■ Your instructions:
Gather up all lines that carry the word "Small".

■ Material for this exercise:
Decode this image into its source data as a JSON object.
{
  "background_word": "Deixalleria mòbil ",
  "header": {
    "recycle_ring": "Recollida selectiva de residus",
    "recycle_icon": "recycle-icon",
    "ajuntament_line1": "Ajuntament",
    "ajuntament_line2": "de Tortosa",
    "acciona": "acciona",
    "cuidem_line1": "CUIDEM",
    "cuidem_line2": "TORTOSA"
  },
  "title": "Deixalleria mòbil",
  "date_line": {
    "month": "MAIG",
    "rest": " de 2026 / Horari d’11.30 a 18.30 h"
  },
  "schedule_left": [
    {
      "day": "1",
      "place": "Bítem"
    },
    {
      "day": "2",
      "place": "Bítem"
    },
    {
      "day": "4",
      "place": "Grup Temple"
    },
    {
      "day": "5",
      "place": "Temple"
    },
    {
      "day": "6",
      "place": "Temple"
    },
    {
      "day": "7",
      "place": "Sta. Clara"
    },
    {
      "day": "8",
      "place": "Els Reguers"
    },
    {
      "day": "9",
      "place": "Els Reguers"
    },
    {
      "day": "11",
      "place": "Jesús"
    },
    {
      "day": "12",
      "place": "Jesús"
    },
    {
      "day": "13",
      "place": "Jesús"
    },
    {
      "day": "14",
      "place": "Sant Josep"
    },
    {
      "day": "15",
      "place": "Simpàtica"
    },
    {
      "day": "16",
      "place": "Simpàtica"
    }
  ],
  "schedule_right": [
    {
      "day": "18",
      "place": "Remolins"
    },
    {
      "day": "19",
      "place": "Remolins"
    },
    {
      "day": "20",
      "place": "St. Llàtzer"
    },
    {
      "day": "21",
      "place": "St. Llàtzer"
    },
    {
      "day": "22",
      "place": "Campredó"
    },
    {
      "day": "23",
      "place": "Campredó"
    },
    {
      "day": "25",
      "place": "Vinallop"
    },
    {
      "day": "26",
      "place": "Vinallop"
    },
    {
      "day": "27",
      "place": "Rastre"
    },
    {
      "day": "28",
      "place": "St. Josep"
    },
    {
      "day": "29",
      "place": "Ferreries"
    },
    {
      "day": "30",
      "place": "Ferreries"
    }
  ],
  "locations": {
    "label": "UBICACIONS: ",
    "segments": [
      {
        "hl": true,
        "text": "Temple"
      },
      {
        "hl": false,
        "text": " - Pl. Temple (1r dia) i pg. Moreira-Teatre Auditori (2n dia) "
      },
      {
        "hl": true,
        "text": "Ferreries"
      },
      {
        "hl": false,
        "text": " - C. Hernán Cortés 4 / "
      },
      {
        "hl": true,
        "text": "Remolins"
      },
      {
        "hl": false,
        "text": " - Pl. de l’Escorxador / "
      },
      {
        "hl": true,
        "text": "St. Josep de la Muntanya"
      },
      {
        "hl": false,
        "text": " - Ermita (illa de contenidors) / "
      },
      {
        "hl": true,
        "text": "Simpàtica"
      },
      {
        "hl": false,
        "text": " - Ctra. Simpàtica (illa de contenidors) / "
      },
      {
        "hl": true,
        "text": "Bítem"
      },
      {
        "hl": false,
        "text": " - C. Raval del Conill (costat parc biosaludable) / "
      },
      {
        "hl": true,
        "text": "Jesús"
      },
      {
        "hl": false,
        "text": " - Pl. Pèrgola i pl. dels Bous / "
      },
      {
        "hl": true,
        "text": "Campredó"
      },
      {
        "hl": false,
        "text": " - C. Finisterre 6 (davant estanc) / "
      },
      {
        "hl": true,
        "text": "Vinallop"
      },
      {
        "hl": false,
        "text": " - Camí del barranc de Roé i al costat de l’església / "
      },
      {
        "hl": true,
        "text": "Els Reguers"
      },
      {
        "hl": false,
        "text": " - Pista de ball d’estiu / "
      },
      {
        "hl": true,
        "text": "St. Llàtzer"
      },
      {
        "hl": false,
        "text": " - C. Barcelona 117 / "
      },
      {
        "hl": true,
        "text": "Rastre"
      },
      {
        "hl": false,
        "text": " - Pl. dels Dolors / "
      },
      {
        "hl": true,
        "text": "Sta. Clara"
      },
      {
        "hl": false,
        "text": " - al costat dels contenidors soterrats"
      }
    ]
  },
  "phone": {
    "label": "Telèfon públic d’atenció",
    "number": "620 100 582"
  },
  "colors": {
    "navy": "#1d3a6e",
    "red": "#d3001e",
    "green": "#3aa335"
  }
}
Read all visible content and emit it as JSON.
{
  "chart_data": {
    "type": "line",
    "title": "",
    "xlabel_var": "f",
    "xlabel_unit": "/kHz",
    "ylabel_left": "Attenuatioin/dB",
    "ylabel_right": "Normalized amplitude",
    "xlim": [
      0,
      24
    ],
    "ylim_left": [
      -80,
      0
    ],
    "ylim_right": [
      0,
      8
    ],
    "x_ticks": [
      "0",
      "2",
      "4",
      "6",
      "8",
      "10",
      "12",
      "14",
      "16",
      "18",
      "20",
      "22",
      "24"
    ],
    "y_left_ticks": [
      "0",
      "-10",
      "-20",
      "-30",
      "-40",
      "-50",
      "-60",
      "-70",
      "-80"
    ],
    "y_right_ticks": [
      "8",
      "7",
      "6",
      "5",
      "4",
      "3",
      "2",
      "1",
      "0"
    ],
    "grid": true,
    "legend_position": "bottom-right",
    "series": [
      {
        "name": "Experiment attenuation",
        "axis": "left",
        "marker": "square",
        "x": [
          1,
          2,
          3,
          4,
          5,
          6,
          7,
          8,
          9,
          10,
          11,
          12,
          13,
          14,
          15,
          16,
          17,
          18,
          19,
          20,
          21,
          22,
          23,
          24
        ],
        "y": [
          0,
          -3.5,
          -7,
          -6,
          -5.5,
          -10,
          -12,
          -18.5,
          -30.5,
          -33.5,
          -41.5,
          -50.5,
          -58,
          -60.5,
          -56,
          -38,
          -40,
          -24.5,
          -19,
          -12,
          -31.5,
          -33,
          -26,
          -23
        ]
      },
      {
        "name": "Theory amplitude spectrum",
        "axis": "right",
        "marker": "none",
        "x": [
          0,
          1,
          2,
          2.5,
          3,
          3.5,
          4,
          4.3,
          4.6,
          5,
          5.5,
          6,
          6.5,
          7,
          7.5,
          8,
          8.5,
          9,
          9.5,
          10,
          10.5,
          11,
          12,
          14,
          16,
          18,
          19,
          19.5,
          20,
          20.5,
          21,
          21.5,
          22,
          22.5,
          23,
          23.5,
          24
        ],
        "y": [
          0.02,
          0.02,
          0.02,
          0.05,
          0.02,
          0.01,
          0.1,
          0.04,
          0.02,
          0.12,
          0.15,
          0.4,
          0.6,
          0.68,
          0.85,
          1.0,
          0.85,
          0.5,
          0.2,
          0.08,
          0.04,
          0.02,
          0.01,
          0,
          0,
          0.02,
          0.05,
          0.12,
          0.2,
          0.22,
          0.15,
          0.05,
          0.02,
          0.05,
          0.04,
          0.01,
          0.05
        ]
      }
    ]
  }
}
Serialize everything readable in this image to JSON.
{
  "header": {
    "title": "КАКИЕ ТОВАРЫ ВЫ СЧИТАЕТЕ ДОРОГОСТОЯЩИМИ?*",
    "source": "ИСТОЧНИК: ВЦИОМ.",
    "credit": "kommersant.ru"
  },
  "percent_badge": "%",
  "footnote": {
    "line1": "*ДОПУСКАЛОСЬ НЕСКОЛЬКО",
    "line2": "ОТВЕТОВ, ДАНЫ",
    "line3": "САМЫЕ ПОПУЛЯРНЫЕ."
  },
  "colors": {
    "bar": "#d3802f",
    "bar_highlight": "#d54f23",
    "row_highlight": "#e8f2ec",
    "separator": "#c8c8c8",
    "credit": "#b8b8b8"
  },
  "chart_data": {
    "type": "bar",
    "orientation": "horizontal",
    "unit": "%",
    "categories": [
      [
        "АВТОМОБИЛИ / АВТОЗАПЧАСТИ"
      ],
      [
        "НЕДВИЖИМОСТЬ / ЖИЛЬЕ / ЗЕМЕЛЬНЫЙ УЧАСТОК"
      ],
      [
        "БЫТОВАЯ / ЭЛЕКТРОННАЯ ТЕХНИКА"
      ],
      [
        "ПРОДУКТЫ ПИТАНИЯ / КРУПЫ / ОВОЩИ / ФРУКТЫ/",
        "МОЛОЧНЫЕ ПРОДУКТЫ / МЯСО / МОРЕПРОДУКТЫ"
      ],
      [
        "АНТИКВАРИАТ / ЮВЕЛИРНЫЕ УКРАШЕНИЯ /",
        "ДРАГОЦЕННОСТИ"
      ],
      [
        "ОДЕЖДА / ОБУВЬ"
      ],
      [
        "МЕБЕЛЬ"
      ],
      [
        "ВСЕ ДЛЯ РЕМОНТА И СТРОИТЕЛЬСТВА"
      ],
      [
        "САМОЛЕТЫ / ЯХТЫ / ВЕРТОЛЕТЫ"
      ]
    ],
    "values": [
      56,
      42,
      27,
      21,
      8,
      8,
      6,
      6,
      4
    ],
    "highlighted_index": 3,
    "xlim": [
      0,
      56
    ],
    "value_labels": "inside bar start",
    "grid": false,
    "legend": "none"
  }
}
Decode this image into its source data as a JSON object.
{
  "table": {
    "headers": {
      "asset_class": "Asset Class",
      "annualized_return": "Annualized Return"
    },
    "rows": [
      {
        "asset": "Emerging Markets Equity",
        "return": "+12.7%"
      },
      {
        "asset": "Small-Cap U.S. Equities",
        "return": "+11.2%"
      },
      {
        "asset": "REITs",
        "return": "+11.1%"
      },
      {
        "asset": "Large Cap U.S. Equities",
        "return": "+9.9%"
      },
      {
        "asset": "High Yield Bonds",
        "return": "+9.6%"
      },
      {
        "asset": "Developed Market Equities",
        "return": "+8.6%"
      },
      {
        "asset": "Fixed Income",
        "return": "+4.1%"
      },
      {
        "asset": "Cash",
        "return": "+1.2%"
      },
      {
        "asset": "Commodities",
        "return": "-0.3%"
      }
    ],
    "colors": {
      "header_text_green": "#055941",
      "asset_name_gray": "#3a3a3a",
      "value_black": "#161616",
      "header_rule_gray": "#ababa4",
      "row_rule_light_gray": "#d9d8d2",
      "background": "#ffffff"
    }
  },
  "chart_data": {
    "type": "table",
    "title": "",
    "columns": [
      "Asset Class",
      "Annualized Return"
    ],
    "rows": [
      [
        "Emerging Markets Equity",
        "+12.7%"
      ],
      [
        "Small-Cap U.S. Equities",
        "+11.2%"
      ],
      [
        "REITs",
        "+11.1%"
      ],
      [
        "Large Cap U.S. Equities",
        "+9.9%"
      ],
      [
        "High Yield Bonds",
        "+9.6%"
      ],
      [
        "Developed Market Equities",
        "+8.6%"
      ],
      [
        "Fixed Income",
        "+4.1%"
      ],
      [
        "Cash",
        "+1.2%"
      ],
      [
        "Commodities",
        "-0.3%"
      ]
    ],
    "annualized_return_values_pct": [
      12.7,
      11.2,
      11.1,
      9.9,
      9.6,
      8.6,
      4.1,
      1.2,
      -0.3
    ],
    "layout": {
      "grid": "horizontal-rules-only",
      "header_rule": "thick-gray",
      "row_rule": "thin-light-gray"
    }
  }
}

■ Response for this exercise:
        "asset": "Small-Cap U.S. Equities",
        "Small-Cap U.S. Equities",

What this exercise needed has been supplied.